──────── Records supplied ────────

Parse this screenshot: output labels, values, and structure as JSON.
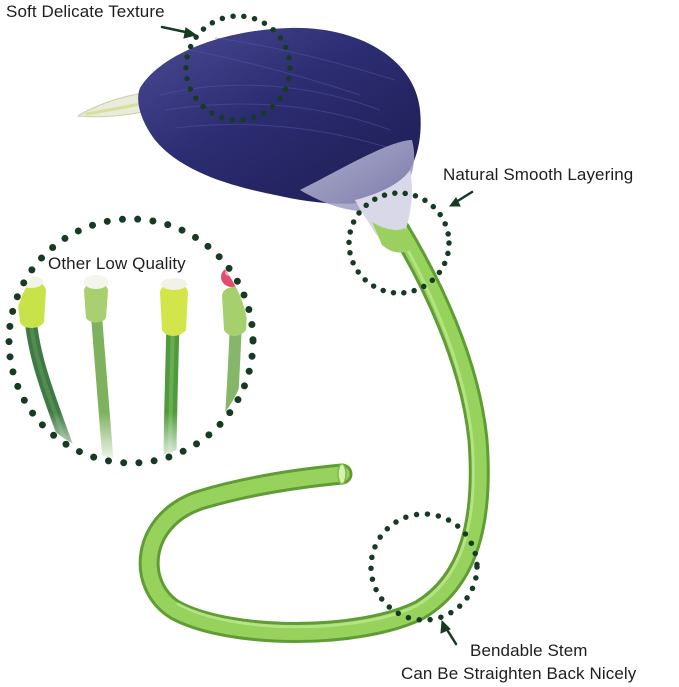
{
  "annotations": {
    "texture": "Soft Delicate Texture",
    "layering": "Natural Smooth Layering",
    "quality": "Other Low Quality",
    "stem_line1": "Bendable Stem",
    "stem_line2": "Can Be Straighten Back Nicely"
  },
  "colors": {
    "petal": "#2a2a6e",
    "petal_light": "#6e6eaa",
    "stem": "#8cc850",
    "stem_dark": "#5e9a34",
    "dots": "#173a25",
    "arrow": "#173a25",
    "text": "#1e1e1e"
  },
  "comparison_stems": [
    {
      "tip": "yellow-green",
      "stem": "dark-green"
    },
    {
      "tip": "white",
      "stem": "pale-green"
    },
    {
      "tip": "yellow-green",
      "stem": "green"
    },
    {
      "tip": "pink",
      "stem": "pale-green"
    }
  ]
}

────────

Repeat the data exactly in full, omitting its pictures.

Correct response
Parse this screenshot: output labels, values, and structure as JSON.
{
  "annotations": {
    "texture": "Soft Delicate Texture",
    "layering": "Natural Smooth Layering",
    "quality": "Other Low Quality",
    "stem_line1": "Bendable Stem",
    "stem_line2": "Can Be Straighten Back Nicely"
  },
  "colors": {
    "petal": "#2a2a6e",
    "petal_light": "#6e6eaa",
    "stem": "#8cc850",
    "stem_dark": "#5e9a34",
    "dots": "#173a25",
    "arrow": "#173a25",
    "text": "#1e1e1e"
  },
  "comparison_stems": [
    {
      "tip": "yellow-green",
      "stem": "dark-green"
    },
    {
      "tip": "white",
      "stem": "pale-green"
    },
    {
      "tip": "yellow-green",
      "stem": "green"
    },
    {
      "tip": "pink",
      "stem": "pale-green"
    }
  ]
}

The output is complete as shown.